**OBJECTIVE**
Check each line of the listing for the word "municipios" and report how many lines contain it, giving nothing but the number.

**RECORDS SUPPLIED**
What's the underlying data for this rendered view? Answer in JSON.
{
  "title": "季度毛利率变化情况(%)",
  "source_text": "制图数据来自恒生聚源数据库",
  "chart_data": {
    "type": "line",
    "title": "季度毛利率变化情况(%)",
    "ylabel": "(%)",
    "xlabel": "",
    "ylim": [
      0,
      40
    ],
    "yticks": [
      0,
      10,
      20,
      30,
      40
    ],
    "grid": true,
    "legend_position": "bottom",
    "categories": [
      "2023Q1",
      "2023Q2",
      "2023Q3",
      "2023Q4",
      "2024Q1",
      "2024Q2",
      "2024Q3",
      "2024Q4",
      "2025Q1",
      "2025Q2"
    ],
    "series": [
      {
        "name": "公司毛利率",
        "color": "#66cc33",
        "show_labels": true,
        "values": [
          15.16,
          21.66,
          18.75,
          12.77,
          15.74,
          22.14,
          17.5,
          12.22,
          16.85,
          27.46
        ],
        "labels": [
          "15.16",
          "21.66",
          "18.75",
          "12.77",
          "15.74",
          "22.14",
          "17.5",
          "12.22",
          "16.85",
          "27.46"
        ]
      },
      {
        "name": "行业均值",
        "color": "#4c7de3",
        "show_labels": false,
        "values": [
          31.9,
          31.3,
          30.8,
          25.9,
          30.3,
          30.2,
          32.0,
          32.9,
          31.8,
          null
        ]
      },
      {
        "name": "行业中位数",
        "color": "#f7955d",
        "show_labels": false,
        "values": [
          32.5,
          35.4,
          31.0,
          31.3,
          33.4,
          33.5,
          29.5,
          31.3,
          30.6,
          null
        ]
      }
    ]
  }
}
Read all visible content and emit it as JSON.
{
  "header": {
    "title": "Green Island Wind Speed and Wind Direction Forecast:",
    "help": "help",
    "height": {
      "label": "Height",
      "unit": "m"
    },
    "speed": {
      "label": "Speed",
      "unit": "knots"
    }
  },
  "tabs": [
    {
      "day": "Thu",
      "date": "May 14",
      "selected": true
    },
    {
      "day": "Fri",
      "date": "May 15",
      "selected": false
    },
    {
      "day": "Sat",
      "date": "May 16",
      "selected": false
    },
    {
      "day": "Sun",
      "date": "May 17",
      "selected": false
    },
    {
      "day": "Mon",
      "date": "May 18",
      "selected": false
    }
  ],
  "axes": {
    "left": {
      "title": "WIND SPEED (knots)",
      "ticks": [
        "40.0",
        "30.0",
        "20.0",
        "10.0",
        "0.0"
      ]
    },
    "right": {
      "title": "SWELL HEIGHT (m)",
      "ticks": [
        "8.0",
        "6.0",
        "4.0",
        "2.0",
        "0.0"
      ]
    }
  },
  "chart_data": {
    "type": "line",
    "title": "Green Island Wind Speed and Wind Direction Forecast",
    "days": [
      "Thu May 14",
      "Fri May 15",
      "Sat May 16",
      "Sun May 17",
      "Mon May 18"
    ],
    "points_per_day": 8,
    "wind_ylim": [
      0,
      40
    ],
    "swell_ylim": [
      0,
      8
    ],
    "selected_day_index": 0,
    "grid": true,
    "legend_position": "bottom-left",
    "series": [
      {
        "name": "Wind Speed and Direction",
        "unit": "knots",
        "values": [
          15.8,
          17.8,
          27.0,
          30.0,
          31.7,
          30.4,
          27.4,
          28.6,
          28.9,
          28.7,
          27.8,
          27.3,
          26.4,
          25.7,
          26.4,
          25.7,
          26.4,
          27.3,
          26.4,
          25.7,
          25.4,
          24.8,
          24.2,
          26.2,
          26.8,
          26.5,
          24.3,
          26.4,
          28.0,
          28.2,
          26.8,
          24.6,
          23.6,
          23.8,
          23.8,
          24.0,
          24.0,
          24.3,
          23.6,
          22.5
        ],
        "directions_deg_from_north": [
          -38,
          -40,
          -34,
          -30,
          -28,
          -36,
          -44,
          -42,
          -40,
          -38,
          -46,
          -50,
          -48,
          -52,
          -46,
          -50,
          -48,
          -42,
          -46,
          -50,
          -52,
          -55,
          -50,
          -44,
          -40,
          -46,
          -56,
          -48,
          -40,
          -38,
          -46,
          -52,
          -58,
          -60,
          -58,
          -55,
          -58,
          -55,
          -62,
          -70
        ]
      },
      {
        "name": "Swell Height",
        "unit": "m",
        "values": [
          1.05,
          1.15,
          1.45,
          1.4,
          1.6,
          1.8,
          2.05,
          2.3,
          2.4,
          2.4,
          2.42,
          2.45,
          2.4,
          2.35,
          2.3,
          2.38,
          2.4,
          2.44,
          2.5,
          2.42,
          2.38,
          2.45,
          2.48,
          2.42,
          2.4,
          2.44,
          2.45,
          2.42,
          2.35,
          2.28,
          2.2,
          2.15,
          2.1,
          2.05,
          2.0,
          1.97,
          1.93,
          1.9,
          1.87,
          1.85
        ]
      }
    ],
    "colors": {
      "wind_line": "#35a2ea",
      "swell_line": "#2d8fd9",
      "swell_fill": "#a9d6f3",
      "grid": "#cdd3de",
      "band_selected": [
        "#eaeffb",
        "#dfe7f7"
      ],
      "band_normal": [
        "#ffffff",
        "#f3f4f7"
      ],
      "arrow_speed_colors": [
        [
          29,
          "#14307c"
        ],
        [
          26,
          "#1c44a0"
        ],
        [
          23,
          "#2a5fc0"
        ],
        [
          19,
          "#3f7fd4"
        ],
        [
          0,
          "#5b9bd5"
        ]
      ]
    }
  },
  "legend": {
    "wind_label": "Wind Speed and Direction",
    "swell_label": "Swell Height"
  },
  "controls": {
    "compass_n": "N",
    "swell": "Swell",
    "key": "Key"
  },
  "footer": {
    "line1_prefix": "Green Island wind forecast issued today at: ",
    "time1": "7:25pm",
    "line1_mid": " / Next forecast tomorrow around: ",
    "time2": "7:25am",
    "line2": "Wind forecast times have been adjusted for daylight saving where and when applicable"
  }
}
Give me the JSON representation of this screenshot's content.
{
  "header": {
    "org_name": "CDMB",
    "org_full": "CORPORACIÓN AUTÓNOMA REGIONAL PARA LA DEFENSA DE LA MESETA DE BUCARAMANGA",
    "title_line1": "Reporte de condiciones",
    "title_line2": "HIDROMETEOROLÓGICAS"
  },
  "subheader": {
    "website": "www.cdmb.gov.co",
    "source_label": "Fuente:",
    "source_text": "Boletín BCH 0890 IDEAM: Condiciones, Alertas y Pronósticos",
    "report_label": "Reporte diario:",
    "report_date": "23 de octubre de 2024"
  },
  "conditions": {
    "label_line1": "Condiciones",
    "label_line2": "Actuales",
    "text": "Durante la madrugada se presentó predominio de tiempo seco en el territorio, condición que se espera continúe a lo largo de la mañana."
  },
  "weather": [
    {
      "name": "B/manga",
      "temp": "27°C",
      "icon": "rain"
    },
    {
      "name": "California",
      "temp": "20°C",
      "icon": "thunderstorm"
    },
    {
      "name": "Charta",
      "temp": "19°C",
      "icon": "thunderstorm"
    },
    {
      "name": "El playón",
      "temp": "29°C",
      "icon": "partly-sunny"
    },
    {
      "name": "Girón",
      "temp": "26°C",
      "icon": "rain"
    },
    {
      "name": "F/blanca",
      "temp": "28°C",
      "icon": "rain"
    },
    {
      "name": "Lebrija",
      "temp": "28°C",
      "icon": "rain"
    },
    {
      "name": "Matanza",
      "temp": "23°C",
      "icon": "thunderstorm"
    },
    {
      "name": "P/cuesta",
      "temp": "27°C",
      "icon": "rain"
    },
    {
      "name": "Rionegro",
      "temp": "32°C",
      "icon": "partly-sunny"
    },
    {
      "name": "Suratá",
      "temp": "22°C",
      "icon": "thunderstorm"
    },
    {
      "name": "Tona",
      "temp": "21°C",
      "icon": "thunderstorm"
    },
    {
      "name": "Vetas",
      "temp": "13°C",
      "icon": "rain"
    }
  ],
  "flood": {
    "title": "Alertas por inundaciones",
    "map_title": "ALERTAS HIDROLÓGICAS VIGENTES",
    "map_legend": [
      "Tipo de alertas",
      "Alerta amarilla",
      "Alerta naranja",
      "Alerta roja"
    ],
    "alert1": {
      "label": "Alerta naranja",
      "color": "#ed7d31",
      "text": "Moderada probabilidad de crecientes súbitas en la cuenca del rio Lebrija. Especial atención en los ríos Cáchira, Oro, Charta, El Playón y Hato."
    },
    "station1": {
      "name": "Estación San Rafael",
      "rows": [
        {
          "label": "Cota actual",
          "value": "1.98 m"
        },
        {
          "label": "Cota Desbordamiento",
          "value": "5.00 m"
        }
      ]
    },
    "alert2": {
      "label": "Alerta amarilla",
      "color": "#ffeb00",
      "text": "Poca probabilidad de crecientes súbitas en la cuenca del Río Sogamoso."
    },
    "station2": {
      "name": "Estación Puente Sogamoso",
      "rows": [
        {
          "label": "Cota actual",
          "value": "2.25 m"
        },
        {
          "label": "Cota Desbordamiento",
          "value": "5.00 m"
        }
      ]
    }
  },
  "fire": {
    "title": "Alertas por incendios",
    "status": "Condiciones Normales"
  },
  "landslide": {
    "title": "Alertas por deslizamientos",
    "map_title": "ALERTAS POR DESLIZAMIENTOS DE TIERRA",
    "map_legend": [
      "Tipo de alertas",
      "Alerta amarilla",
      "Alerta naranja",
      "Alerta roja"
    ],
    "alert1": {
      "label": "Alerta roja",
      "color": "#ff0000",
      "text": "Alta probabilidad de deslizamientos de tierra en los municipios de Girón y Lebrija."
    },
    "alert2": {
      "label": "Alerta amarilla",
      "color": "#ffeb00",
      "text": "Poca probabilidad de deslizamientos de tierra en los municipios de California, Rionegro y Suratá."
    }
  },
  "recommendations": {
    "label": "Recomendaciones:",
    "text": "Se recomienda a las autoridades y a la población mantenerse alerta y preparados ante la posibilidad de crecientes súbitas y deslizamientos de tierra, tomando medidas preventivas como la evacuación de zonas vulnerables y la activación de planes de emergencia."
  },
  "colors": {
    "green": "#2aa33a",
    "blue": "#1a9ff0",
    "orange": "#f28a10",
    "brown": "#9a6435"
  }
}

**OUTPUT FOR THIS TASK**
2